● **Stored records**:
+===+

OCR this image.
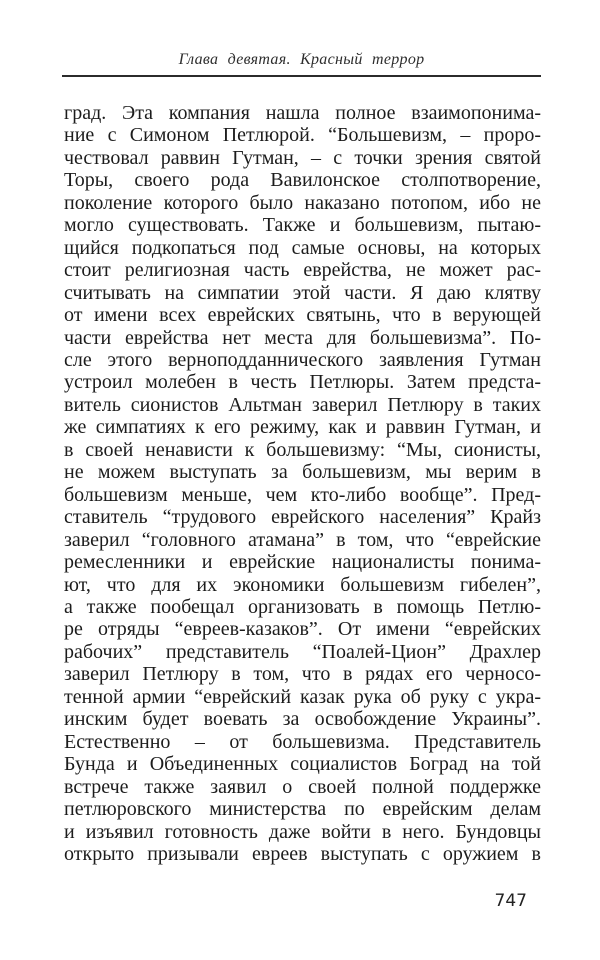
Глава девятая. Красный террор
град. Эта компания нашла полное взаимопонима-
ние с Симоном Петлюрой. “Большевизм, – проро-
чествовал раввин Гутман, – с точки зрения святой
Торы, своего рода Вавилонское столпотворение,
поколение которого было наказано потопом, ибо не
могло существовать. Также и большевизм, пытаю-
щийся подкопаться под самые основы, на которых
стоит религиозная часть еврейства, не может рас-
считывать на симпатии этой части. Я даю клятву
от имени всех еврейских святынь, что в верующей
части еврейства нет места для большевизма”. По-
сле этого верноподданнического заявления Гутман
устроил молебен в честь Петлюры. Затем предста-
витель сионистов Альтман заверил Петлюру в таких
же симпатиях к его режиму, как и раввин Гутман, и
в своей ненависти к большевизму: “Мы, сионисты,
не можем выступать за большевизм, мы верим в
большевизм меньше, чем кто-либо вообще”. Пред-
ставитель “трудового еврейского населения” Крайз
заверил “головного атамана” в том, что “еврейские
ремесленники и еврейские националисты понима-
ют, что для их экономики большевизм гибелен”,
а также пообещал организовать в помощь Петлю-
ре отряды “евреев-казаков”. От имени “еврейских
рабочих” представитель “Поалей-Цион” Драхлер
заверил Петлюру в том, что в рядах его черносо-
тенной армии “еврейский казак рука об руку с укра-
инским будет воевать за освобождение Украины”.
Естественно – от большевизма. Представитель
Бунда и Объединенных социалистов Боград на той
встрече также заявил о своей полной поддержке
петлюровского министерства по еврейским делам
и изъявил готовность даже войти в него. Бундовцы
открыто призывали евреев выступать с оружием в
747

+===+

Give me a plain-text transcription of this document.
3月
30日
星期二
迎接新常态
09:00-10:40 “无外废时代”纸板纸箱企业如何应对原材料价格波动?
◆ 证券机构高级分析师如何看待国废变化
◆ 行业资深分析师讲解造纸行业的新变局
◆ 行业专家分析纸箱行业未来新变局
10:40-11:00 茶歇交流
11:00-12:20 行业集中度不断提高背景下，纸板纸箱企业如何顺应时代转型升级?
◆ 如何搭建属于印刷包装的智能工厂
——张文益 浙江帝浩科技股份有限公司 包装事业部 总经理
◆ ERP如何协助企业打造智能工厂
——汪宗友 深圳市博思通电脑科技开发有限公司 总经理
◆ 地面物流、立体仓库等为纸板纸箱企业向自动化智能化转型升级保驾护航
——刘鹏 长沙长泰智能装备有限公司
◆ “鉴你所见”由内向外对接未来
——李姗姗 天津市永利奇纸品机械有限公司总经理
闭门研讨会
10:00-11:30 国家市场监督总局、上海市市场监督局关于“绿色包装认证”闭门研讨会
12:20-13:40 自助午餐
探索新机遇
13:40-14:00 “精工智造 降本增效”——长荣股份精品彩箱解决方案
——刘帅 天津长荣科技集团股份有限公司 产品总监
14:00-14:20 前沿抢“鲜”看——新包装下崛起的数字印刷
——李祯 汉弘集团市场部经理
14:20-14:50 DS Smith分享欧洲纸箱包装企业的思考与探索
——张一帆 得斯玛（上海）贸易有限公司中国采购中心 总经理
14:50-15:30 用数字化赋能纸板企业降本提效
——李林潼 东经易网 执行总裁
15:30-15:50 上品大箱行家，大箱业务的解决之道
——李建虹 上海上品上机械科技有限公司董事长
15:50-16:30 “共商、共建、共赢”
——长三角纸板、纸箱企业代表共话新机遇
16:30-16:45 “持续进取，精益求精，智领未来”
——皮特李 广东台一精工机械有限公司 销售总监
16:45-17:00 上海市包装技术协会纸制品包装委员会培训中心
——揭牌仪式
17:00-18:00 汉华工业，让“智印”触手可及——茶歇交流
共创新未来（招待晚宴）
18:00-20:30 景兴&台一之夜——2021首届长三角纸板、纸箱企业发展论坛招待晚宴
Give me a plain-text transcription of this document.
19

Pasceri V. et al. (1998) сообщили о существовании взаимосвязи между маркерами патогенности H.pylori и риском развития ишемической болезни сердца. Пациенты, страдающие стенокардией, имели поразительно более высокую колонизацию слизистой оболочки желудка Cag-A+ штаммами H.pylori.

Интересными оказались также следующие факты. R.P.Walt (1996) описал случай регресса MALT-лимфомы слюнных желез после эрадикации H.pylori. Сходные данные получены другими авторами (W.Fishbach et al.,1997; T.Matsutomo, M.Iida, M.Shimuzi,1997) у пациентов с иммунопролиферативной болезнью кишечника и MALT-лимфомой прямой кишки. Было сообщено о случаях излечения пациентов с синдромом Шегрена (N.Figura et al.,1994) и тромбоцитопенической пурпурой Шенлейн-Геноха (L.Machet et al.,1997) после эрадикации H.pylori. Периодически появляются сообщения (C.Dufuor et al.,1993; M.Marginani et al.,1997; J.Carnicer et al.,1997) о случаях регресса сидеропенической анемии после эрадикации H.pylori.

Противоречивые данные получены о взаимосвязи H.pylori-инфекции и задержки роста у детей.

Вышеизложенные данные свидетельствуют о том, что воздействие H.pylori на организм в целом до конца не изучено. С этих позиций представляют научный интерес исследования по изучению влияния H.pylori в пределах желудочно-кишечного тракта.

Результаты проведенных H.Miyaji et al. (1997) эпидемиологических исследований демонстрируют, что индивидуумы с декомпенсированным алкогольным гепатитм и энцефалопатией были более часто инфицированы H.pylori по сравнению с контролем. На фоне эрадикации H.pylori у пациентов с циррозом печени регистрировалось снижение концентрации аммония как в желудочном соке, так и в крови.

+===+

Every line holding "имени" should be copied out.

от имени всех еврейских святынь, что в верующей
ре отряды “евреев-казаков”. От имени “еврейских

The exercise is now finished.